**PROBLEM DESCRIPTION**
Below are the entries; state how many of their lines contain the string "discomfort", and nothing more.

Dataset excerpt:
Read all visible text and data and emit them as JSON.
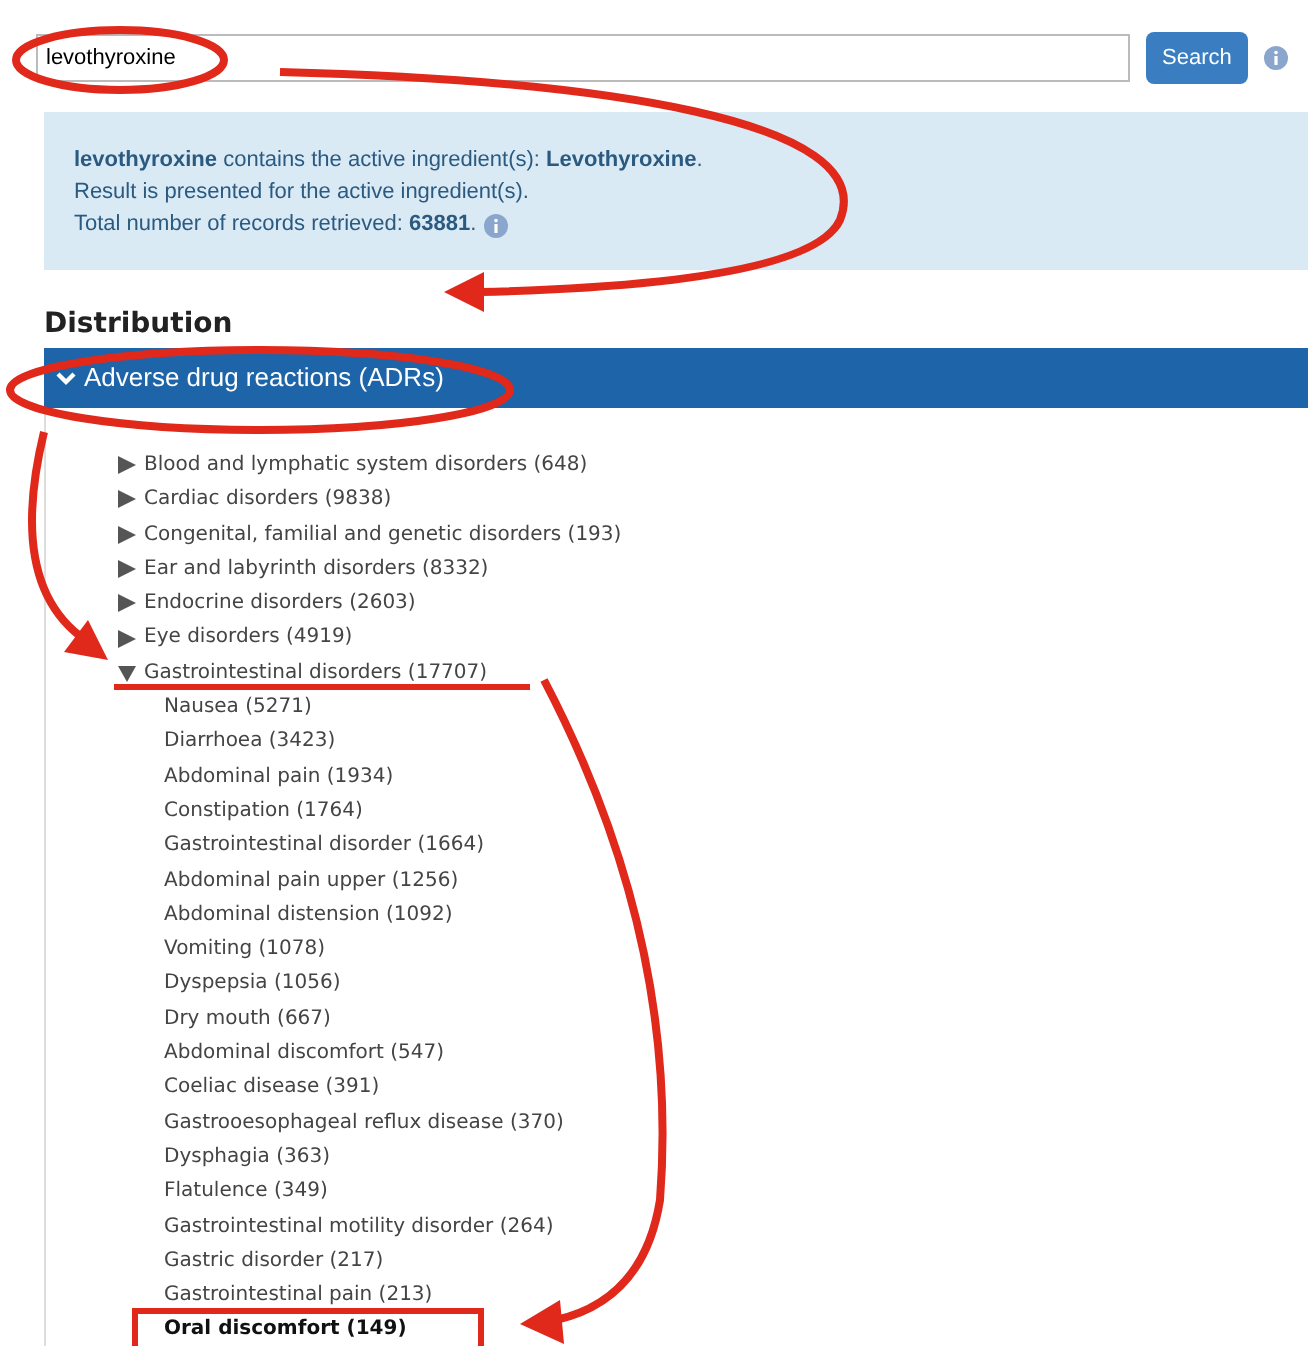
{
  "search": {
    "value": "levothyroxine",
    "button": "Search"
  },
  "info": {
    "lines": [
      "**levothyroxine** contains the active ingredient(s): **Levothyroxine**.",
      "Result is presented for the active ingredient(s).",
      "Total number of records retrieved: **63881**."
    ]
  },
  "section_title": "Distribution",
  "panel": {
    "title": "Adverse drug reactions (ADRs)",
    "expanded": true
  },
  "tree": [
    {
      "label": "Blood and lymphatic system disorders (648)",
      "expanded": false
    },
    {
      "label": "Cardiac disorders (9838)",
      "expanded": false
    },
    {
      "label": "Congenital, familial and genetic disorders (193)",
      "expanded": false
    },
    {
      "label": "Ear and labyrinth disorders (8332)",
      "expanded": false
    },
    {
      "label": "Endocrine disorders (2603)",
      "expanded": false
    },
    {
      "label": "Eye disorders (4919)",
      "expanded": false
    },
    {
      "label": "Gastrointestinal disorders (17707)",
      "expanded": true,
      "children": [
        {
          "label": "Nausea (5271)",
          "selected": false
        },
        {
          "label": "Diarrhoea (3423)",
          "selected": false
        },
        {
          "label": "Abdominal pain (1934)",
          "selected": false
        },
        {
          "label": "Constipation (1764)",
          "selected": false
        },
        {
          "label": "Gastrointestinal disorder (1664)",
          "selected": false
        },
        {
          "label": "Abdominal pain upper (1256)",
          "selected": false
        },
        {
          "label": "Abdominal distension (1092)",
          "selected": false
        },
        {
          "label": "Vomiting (1078)",
          "selected": false
        },
        {
          "label": "Dyspepsia (1056)",
          "selected": false
        },
        {
          "label": "Dry mouth (667)",
          "selected": false
        },
        {
          "label": "Abdominal discomfort (547)",
          "selected": false
        },
        {
          "label": "Coeliac disease (391)",
          "selected": false
        },
        {
          "label": "Gastrooesophageal reflux disease (370)",
          "selected": false
        },
        {
          "label": "Dysphagia (363)",
          "selected": false
        },
        {
          "label": "Flatulence (349)",
          "selected": false
        },
        {
          "label": "Gastrointestinal motility disorder (264)",
          "selected": false
        },
        {
          "label": "Gastric disorder (217)",
          "selected": false
        },
        {
          "label": "Gastrointestinal pain (213)",
          "selected": false
        },
        {
          "label": "Oral discomfort (149)",
          "selected": true
        }
      ]
    }
  ]
}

**WRITTEN ANSWER**
2